Records:
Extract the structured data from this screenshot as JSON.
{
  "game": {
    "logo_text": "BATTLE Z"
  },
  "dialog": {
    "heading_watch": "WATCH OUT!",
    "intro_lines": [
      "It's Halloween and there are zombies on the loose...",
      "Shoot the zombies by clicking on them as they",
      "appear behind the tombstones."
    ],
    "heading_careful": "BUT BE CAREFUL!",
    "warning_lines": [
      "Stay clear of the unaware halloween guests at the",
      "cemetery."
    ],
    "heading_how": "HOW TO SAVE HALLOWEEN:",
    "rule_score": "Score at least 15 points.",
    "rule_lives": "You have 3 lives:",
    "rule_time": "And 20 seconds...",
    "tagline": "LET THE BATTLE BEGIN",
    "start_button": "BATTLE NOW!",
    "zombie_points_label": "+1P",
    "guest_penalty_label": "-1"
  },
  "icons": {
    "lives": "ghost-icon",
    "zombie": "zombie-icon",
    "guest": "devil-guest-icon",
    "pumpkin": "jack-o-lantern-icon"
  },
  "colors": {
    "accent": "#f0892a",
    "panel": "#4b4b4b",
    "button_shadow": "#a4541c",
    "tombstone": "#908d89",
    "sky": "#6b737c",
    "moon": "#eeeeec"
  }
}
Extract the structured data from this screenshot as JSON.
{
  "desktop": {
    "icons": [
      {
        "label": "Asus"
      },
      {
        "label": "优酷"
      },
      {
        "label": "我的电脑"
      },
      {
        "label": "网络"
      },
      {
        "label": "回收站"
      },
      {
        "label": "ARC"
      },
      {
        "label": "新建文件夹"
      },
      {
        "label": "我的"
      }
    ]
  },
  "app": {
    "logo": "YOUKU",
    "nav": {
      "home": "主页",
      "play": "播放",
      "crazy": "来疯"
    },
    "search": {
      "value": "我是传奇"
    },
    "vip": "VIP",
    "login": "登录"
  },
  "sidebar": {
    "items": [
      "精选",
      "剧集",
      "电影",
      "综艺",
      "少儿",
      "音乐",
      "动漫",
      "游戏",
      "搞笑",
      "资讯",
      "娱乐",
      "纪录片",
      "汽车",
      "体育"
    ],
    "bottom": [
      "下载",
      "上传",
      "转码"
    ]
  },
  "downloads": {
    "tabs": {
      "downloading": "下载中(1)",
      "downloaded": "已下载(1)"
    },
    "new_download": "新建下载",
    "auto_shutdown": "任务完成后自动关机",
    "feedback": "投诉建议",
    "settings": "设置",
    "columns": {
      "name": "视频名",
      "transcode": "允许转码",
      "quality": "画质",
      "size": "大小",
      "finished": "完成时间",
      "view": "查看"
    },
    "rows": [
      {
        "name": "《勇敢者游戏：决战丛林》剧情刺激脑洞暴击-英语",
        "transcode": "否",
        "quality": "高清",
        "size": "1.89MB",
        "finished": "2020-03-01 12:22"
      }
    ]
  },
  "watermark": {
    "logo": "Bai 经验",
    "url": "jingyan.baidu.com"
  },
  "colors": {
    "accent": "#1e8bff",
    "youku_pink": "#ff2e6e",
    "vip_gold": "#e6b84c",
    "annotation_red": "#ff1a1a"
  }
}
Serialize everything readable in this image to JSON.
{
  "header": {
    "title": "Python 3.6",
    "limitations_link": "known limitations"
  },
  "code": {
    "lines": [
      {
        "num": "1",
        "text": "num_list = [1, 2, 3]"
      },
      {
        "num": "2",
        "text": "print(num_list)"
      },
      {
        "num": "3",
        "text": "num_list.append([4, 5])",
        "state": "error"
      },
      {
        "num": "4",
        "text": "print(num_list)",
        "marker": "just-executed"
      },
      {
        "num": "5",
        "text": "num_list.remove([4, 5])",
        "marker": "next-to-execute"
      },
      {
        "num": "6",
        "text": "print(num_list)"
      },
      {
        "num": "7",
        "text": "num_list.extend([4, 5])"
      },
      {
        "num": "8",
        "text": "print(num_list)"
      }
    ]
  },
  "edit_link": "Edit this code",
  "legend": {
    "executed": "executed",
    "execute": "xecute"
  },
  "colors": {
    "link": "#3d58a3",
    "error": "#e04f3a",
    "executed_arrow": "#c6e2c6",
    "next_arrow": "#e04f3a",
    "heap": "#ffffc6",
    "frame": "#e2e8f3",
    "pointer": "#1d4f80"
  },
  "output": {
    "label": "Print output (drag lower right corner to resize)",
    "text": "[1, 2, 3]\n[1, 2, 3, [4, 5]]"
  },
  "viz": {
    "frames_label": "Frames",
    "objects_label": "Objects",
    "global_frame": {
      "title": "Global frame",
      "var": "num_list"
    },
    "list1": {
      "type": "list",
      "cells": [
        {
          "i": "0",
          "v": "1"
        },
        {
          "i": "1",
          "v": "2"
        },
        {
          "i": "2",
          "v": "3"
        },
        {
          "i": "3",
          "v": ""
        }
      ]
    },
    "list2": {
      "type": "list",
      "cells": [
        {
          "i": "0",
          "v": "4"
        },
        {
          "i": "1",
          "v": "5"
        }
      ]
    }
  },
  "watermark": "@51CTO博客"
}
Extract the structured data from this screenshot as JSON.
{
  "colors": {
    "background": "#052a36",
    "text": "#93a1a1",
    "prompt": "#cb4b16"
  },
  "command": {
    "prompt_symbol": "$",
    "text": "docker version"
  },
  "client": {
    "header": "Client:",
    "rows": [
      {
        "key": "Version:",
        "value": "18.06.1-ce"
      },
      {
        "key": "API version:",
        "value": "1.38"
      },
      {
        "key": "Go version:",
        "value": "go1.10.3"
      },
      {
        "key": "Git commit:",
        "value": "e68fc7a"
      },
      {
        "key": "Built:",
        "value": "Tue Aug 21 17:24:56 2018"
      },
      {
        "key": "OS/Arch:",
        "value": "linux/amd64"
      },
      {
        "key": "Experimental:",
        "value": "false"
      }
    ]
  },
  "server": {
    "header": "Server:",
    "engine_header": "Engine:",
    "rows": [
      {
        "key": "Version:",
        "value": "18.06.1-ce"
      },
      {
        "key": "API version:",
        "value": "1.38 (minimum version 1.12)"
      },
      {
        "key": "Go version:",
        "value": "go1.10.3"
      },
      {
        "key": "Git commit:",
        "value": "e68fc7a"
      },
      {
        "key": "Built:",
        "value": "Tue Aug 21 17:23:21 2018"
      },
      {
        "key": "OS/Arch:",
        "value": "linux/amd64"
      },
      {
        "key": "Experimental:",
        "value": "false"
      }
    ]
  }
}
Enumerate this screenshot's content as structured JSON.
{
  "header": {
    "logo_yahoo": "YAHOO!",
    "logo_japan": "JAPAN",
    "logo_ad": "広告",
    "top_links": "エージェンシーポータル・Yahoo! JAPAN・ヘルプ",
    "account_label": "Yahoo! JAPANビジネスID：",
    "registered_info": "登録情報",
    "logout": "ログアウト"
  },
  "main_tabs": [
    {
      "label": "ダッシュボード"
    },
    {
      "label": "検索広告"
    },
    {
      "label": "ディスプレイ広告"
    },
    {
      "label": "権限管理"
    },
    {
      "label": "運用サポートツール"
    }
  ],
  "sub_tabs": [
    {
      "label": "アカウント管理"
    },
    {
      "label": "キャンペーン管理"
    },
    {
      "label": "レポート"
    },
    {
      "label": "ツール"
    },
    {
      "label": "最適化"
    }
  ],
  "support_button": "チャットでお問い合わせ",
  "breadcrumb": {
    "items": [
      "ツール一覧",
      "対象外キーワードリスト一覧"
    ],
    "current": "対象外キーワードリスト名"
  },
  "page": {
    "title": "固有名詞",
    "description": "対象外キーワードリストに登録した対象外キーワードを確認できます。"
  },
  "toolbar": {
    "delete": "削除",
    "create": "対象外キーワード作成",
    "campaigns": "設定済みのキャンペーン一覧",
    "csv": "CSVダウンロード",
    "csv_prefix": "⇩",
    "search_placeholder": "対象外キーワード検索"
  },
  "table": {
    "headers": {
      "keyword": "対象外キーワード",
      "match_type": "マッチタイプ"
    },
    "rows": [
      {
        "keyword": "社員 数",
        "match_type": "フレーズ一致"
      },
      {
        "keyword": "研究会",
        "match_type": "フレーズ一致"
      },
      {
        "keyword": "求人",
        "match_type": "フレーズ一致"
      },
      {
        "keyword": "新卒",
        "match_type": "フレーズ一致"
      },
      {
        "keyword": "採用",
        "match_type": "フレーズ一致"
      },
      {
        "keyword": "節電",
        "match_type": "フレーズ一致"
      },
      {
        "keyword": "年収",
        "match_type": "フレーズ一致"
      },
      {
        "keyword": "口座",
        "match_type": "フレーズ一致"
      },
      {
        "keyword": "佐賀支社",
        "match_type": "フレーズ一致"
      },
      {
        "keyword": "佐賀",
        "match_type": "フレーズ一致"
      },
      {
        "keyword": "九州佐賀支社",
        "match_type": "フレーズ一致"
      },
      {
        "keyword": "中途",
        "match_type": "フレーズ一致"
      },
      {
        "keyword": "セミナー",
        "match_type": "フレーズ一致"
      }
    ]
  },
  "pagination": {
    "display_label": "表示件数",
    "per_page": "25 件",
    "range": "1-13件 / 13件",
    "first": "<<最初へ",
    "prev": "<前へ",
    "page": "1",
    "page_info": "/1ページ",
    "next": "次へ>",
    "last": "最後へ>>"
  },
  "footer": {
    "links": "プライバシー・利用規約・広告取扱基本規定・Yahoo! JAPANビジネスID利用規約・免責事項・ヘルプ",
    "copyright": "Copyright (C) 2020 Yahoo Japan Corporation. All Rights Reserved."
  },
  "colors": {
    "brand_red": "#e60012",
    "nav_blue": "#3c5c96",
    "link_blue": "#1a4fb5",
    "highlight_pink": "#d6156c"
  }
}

Stated goal
Among the lines above, how many contain the string "lives"? State the number alone.

Task result
2